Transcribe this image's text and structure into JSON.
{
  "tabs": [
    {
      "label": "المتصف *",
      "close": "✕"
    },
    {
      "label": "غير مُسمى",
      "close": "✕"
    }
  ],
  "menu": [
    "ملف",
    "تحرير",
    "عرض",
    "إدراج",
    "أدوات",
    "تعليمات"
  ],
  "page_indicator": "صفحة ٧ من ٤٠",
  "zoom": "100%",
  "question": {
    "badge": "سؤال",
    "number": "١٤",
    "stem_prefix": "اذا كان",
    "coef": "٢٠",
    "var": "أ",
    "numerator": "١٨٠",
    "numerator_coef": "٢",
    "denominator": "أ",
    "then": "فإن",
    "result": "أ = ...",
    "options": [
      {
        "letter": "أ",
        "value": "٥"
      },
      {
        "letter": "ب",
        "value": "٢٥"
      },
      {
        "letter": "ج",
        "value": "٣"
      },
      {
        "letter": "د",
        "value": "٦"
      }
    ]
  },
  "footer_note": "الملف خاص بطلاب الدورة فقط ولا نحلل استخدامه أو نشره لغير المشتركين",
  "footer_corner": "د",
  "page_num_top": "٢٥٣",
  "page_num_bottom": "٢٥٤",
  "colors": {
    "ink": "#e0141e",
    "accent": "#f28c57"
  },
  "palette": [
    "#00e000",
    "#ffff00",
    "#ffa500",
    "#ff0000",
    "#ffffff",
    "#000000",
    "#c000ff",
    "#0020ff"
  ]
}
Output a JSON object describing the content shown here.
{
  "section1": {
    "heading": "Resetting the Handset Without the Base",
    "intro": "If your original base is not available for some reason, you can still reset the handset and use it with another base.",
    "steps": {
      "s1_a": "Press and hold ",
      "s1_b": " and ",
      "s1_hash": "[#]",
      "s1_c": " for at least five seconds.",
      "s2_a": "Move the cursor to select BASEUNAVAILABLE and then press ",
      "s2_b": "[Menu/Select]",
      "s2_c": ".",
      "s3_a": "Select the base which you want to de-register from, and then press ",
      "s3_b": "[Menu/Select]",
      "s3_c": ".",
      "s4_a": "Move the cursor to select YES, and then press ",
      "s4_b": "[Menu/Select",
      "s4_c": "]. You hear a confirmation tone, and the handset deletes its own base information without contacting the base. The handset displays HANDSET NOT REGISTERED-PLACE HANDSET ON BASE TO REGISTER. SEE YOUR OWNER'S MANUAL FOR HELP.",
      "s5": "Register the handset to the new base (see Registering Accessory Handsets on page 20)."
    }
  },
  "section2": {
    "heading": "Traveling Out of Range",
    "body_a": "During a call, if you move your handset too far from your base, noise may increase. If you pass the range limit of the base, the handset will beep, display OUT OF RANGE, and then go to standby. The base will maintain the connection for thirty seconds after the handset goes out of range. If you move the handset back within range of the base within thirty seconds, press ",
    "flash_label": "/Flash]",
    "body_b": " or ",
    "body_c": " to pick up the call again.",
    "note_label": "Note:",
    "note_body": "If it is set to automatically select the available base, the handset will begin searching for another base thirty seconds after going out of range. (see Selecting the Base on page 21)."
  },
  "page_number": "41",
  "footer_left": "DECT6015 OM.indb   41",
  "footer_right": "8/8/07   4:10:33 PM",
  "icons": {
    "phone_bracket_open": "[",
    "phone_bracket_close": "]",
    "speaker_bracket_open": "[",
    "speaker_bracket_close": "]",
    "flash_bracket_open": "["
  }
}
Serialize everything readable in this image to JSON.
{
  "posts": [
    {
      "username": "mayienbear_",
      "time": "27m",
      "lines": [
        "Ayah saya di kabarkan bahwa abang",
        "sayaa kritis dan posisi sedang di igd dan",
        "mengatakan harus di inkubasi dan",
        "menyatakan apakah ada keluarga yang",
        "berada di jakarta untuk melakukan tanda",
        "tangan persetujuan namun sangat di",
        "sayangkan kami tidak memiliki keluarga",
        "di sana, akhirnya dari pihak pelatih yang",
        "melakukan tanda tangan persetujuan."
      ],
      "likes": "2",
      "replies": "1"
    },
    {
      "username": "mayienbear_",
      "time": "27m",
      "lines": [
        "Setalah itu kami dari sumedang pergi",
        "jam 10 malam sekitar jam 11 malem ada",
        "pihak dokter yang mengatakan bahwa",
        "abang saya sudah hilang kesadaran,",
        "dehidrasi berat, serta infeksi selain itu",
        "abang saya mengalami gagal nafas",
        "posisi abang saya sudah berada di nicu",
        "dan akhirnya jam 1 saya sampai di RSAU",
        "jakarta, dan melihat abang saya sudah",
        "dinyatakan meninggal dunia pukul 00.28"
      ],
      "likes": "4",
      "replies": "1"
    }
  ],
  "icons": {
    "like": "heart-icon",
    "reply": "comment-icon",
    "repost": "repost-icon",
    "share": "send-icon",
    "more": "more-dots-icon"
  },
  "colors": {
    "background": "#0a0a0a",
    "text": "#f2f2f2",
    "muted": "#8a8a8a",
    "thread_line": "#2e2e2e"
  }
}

- **WORK REQUIRED**
Go through the records above and retype each one exactly.

- **EXERCISE SOLUTION**
Transcribe this image's text and structure into JSON.
{
  "tabs": [
    {
      "label": "المتصف *",
      "close": "✕"
    },
    {
      "label": "غير مُسمى",
      "close": "✕"
    }
  ],
  "menu": [
    "ملف",
    "تحرير",
    "عرض",
    "إدراج",
    "أدوات",
    "تعليمات"
  ],
  "page_indicator": "صفحة ٧ من ٤٠",
  "zoom": "100%",
  "question": {
    "badge": "سؤال",
    "number": "١٤",
    "stem_prefix": "اذا كان",
    "coef": "٢٠",
    "var": "أ",
    "numerator": "١٨٠",
    "numerator_coef": "٢",
    "denominator": "أ",
    "then": "فإن",
    "result": "أ = ...",
    "options": [
      {
        "letter": "أ",
        "value": "٥"
      },
      {
        "letter": "ب",
        "value": "٢٥"
      },
      {
        "letter": "ج",
        "value": "٣"
      },
      {
        "letter": "د",
        "value": "٦"
      }
    ]
  },
  "footer_note": "الملف خاص بطلاب الدورة فقط ولا نحلل استخدامه أو نشره لغير المشتركين",
  "footer_corner": "د",
  "page_num_top": "٢٥٣",
  "page_num_bottom": "٢٥٤",
  "colors": {
    "ink": "#e0141e",
    "accent": "#f28c57"
  },
  "palette": [
    "#00e000",
    "#ffff00",
    "#ffa500",
    "#ff0000",
    "#ffffff",
    "#000000",
    "#c000ff",
    "#0020ff"
  ]
}
Output a JSON object describing the content shown here.
{
  "section1": {
    "heading": "Resetting the Handset Without the Base",
    "intro": "If your original base is not available for some reason, you can still reset the handset and use it with another base.",
    "steps": {
      "s1_a": "Press and hold ",
      "s1_b": " and ",
      "s1_hash": "[#]",
      "s1_c": " for at least five seconds.",
      "s2_a": "Move the cursor to select BASEUNAVAILABLE and then press ",
      "s2_b": "[Menu/Select]",
      "s2_c": ".",
      "s3_a": "Select the base which you want to de-register from, and then press ",
      "s3_b": "[Menu/Select]",
      "s3_c": ".",
      "s4_a": "Move the cursor to select YES, and then press ",
      "s4_b": "[Menu/Select",
      "s4_c": "]. You hear a confirmation tone, and the handset deletes its own base information without contacting the base. The handset displays HANDSET NOT REGISTERED-PLACE HANDSET ON BASE TO REGISTER. SEE YOUR OWNER'S MANUAL FOR HELP.",
      "s5": "Register the handset to the new base (see Registering Accessory Handsets on page 20)."
    }
  },
  "section2": {
    "heading": "Traveling Out of Range",
    "body_a": "During a call, if you move your handset too far from your base, noise may increase. If you pass the range limit of the base, the handset will beep, display OUT OF RANGE, and then go to standby. The base will maintain the connection for thirty seconds after the handset goes out of range. If you move the handset back within range of the base within thirty seconds, press ",
    "flash_label": "/Flash]",
    "body_b": " or ",
    "body_c": " to pick up the call again.",
    "note_label": "Note:",
    "note_body": "If it is set to automatically select the available base, the handset will begin searching for another base thirty seconds after going out of range. (see Selecting the Base on page 21)."
  },
  "page_number": "41",
  "footer_left": "DECT6015 OM.indb   41",
  "footer_right": "8/8/07   4:10:33 PM",
  "icons": {
    "phone_bracket_open": "[",
    "phone_bracket_close": "]",
    "speaker_bracket_open": "[",
    "speaker_bracket_close": "]",
    "flash_bracket_open": "["
  }
}
Serialize everything readable in this image to JSON.
{
  "posts": [
    {
      "username": "mayienbear_",
      "time": "27m",
      "lines": [
        "Ayah saya di kabarkan bahwa abang",
        "sayaa kritis dan posisi sedang di igd dan",
        "mengatakan harus di inkubasi dan",
        "menyatakan apakah ada keluarga yang",
        "berada di jakarta untuk melakukan tanda",
        "tangan persetujuan namun sangat di",
        "sayangkan kami tidak memiliki keluarga",
        "di sana, akhirnya dari pihak pelatih yang",
        "melakukan tanda tangan persetujuan."
      ],
      "likes": "2",
      "replies": "1"
    },
    {
      "username": "mayienbear_",
      "time": "27m",
      "lines": [
        "Setalah itu kami dari sumedang pergi",
        "jam 10 malam sekitar jam 11 malem ada",
        "pihak dokter yang mengatakan bahwa",
        "abang saya sudah hilang kesadaran,",
        "dehidrasi berat, serta infeksi selain itu",
        "abang saya mengalami gagal nafas",
        "posisi abang saya sudah berada di nicu",
        "dan akhirnya jam 1 saya sampai di RSAU",
        "jakarta, dan melihat abang saya sudah",
        "dinyatakan meninggal dunia pukul 00.28"
      ],
      "likes": "4",
      "replies": "1"
    }
  ],
  "icons": {
    "like": "heart-icon",
    "reply": "comment-icon",
    "repost": "repost-icon",
    "share": "send-icon",
    "more": "more-dots-icon"
  },
  "colors": {
    "background": "#0a0a0a",
    "text": "#f2f2f2",
    "muted": "#8a8a8a",
    "thread_line": "#2e2e2e"
  }
}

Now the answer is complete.